:: The task ::
Reproduce each line bearing the word "icon".

(Dataset records)
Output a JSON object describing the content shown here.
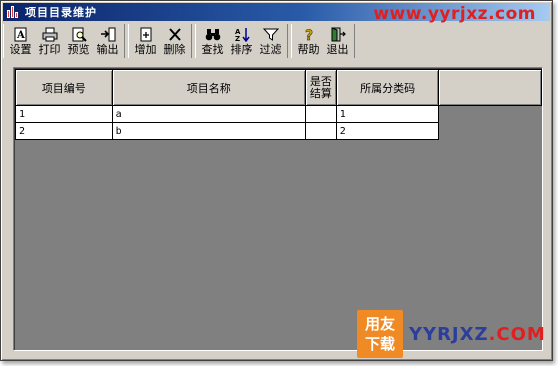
{
  "window": {
    "title": "项目目录维护"
  },
  "watermark": {
    "top": "www.yyrjxz.com",
    "badge_line1": "用友",
    "badge_line2": "下载",
    "bottom_main": "YYRJXZ",
    "bottom_suffix": ".COM"
  },
  "toolbar": {
    "groups": [
      [
        {
          "label": "设置",
          "icon": "setup-icon"
        },
        {
          "label": "打印",
          "icon": "printer-icon"
        },
        {
          "label": "预览",
          "icon": "preview-icon"
        },
        {
          "label": "输出",
          "icon": "export-icon"
        }
      ],
      [
        {
          "label": "增加",
          "icon": "add-icon"
        },
        {
          "label": "删除",
          "icon": "delete-icon"
        }
      ],
      [
        {
          "label": "查找",
          "icon": "binoculars-icon"
        },
        {
          "label": "排序",
          "icon": "sort-icon"
        },
        {
          "label": "过滤",
          "icon": "filter-icon"
        }
      ],
      [
        {
          "label": "帮助",
          "icon": "help-icon"
        },
        {
          "label": "退出",
          "icon": "exit-icon"
        }
      ]
    ]
  },
  "grid": {
    "columns": [
      "项目编号",
      "项目名称",
      "是否结算",
      "所属分类码"
    ],
    "rows": [
      [
        "1",
        "a",
        "",
        "1"
      ],
      [
        "2",
        "b",
        "",
        "2"
      ]
    ]
  }
}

:: Output of the task ::
          "icon": "setup-icon"
          "icon": "printer-icon"
          "icon": "preview-icon"
          "icon": "export-icon"
          "icon": "add-icon"
          "icon": "delete-icon"
          "icon": "binoculars-icon"
          "icon": "sort-icon"
          "icon": "filter-icon"
          "icon": "help-icon"
          "icon": "exit-icon"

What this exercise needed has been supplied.